> [EXERCISE INSTRUCTIONS]
Extract the listing below in full, unchanged.

> [DATA EXTRACT]
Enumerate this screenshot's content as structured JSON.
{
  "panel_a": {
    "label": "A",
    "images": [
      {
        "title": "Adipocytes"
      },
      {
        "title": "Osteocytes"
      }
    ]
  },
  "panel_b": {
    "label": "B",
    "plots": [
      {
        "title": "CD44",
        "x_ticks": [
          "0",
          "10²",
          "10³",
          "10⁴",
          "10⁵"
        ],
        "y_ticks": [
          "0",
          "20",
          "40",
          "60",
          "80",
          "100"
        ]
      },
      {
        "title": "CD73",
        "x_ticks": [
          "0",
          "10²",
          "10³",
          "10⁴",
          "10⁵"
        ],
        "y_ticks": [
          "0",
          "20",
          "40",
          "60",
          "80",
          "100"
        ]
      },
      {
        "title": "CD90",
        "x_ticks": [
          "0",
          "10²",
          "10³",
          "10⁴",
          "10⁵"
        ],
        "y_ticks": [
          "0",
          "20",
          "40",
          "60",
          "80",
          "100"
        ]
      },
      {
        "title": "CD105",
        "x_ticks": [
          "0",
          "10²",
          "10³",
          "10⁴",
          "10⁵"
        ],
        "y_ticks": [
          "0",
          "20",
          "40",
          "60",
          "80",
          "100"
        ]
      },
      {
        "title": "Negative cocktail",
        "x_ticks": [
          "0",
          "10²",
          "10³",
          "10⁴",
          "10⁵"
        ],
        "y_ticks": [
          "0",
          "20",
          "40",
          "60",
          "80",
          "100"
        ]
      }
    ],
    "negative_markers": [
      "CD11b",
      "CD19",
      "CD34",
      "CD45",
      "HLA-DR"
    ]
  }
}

> [ANSWER IN FULL]
Enumerate this screenshot's content as structured JSON.
{
  "panel_a": {
    "label": "A",
    "images": [
      {
        "title": "Adipocytes"
      },
      {
        "title": "Osteocytes"
      }
    ]
  },
  "panel_b": {
    "label": "B",
    "plots": [
      {
        "title": "CD44",
        "x_ticks": [
          "0",
          "10²",
          "10³",
          "10⁴",
          "10⁵"
        ],
        "y_ticks": [
          "0",
          "20",
          "40",
          "60",
          "80",
          "100"
        ]
      },
      {
        "title": "CD73",
        "x_ticks": [
          "0",
          "10²",
          "10³",
          "10⁴",
          "10⁵"
        ],
        "y_ticks": [
          "0",
          "20",
          "40",
          "60",
          "80",
          "100"
        ]
      },
      {
        "title": "CD90",
        "x_ticks": [
          "0",
          "10²",
          "10³",
          "10⁴",
          "10⁵"
        ],
        "y_ticks": [
          "0",
          "20",
          "40",
          "60",
          "80",
          "100"
        ]
      },
      {
        "title": "CD105",
        "x_ticks": [
          "0",
          "10²",
          "10³",
          "10⁴",
          "10⁵"
        ],
        "y_ticks": [
          "0",
          "20",
          "40",
          "60",
          "80",
          "100"
        ]
      },
      {
        "title": "Negative cocktail",
        "x_ticks": [
          "0",
          "10²",
          "10³",
          "10⁴",
          "10⁵"
        ],
        "y_ticks": [
          "0",
          "20",
          "40",
          "60",
          "80",
          "100"
        ]
      }
    ],
    "negative_markers": [
      "CD11b",
      "CD19",
      "CD34",
      "CD45",
      "HLA-DR"
    ]
  }
}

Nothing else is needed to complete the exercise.